Los lugareños la llamaban La Zona. Ningún ser humano se atrevía a entrar pero a primera vista era un bonito valle cerca del ferrocarril abandonado. Un carromato a motor les había llevado hasta el final de la vieja vía que terminaba en una arboleda de abedules. Desde allí el valle se extendía pendiente abajo como un inmenso océano verde. La hierba lo cubría todo y en aquel silencio llegaba con claridad el rumor del rio. Pero en aquella placidez había una nota discordante. Los restos metálicos de viejos carros blindados revelaban que antaño aquel lugar fue zona de guerra. Sus cañones oxidados, ahora inertes, seguían apuntando hacia una alta pared de vegetación que escondía los muros de la antigua estación de tren. La estación era el centro de La Zona y todo parecía girar a su alrededor con una fuerza invisible. Los lugareños contaban que el centro de La Zona estaba dominado por un poder sobrenatural, un espacio donde se cumplían los deseos. Por eso estaban allí.
Hundidos en la alta hierba el escritor, el poeta y el guía contemplaban la estación desde una distancia prudencial. Eran apenas unos metros, pero aproximarse más entrañaba peligro. El guía había explicado que La Zona tenía sus propias reglas y el camino más corto nunca era la línea recta. Moverse dentro de La Zona exigía un ritual. Por eso era necesario un guía, tal vez el único ser humano que frecuentaba La Zona. Le llamaban el “Stalker” y era quien decidía cuándo caminar y hacia dónde.
Desoyendo las instrucciones del guía el escritor avanzó por su cuenta. Parecía decidido a recorrer esos inofensivos metros que le separaban de la estación de los deseos. Pisaba con lentitud culpable, como si cada paso pudiera ser el último. Pero todo parecía en calma. A cada paso que daba los detalles de la estación se hacían más precisos. Podía ver el tejado hundido, las vigas de madera astilladas y la vegetación cubriendo los escombros. De pronto un fuerte viento lo sacudió todo. Los cerezos silvestres se agitaron con fuerza y el escritor se detuvo en seco. Desde los muros desconchados llegó una voz firme pero sosegada. Una voz que procedía de cualquier sitio y de ninguno. La voz daba el alto al intruso. La Zona estaba mandando su particular advertencia.
___
▶ Instrucción:
¿Puedes resumir en dos oraciones el relato sobre La Zona? Los registros son un material independiente del relato.

▶ Contenido del conjunto:
___
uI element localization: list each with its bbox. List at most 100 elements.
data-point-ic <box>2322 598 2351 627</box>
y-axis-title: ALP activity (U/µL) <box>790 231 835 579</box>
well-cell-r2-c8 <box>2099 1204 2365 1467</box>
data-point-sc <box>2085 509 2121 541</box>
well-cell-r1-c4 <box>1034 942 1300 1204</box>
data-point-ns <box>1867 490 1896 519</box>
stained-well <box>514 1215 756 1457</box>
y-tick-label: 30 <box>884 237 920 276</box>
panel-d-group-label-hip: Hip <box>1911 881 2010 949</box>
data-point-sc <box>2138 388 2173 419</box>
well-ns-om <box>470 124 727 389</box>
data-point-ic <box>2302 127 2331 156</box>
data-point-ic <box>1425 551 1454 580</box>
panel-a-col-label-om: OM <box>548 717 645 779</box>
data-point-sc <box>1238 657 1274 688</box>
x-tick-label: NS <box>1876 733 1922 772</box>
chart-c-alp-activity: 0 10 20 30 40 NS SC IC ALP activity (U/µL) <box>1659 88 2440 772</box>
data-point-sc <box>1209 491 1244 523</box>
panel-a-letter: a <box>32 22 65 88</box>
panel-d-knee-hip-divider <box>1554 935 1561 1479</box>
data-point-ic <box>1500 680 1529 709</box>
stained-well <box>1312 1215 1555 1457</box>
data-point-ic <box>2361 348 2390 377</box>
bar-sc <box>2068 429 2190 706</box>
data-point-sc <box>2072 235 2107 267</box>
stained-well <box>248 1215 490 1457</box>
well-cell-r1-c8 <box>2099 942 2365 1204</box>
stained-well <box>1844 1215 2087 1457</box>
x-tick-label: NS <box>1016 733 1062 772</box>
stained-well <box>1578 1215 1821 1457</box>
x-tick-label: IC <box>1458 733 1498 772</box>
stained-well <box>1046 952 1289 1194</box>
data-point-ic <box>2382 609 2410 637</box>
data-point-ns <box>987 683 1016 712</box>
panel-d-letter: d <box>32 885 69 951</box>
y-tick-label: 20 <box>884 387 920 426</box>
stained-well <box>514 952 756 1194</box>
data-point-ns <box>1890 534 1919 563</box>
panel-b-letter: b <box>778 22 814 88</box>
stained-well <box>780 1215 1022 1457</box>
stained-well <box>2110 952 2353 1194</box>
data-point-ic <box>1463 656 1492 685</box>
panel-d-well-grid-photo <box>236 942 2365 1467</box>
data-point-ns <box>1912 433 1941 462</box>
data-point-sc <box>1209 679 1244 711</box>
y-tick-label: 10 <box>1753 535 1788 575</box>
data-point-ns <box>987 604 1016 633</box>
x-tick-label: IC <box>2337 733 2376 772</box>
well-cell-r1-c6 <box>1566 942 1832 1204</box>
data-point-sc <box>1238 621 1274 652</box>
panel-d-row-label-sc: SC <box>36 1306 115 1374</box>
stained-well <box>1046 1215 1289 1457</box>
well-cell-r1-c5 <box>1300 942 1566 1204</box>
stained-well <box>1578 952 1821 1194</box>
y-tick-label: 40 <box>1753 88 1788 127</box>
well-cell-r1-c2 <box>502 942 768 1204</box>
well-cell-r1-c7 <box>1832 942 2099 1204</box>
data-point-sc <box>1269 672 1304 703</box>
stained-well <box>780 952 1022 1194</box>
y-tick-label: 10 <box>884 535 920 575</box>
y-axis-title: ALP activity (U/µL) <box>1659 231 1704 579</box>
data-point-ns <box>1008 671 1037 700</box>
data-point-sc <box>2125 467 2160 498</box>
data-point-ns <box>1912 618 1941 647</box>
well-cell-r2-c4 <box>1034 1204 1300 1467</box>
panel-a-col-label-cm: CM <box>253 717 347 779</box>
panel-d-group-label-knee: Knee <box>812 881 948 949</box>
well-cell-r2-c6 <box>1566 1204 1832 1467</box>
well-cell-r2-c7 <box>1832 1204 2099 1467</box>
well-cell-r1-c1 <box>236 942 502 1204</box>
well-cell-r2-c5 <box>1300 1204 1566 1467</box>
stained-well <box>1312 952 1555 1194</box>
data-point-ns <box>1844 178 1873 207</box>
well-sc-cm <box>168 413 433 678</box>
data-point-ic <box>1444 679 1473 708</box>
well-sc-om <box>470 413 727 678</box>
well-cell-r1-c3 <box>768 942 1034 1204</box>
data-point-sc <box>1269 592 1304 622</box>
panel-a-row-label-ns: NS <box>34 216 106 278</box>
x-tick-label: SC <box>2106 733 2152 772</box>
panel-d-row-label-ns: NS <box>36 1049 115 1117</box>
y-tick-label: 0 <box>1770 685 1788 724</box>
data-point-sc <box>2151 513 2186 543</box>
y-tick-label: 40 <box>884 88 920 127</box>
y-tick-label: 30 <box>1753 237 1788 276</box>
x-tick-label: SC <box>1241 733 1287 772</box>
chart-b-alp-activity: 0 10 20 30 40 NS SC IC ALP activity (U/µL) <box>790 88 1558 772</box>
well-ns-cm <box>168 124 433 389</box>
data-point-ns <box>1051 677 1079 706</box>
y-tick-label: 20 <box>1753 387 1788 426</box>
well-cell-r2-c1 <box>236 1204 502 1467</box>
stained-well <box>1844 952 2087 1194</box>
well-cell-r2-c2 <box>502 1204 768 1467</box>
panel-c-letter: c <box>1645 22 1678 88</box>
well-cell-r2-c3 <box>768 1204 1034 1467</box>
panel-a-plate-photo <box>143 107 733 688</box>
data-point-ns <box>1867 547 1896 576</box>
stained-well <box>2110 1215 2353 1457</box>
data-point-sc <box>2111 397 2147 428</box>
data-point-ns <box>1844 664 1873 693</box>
___
▶ Resultado del ejercicio:
Los lugareños llamaban La Zona a un valle cerca de un ferrocarril abandonado, cuyo centro, una antigua estación de tren, se decía dominado por un poder sobrenatural donde se cumplían los deseos, y hasta allí llegaron un escritor, un poeta y un guía al que llamaban el "Stalker". Desoyendo al guía, que había explicado que La Zona tenía sus propias reglas, el escritor avanzó por su cuenta hacia la estación hasta que un fuerte viento lo sacudió todo y una voz desde los muros le dio el alto.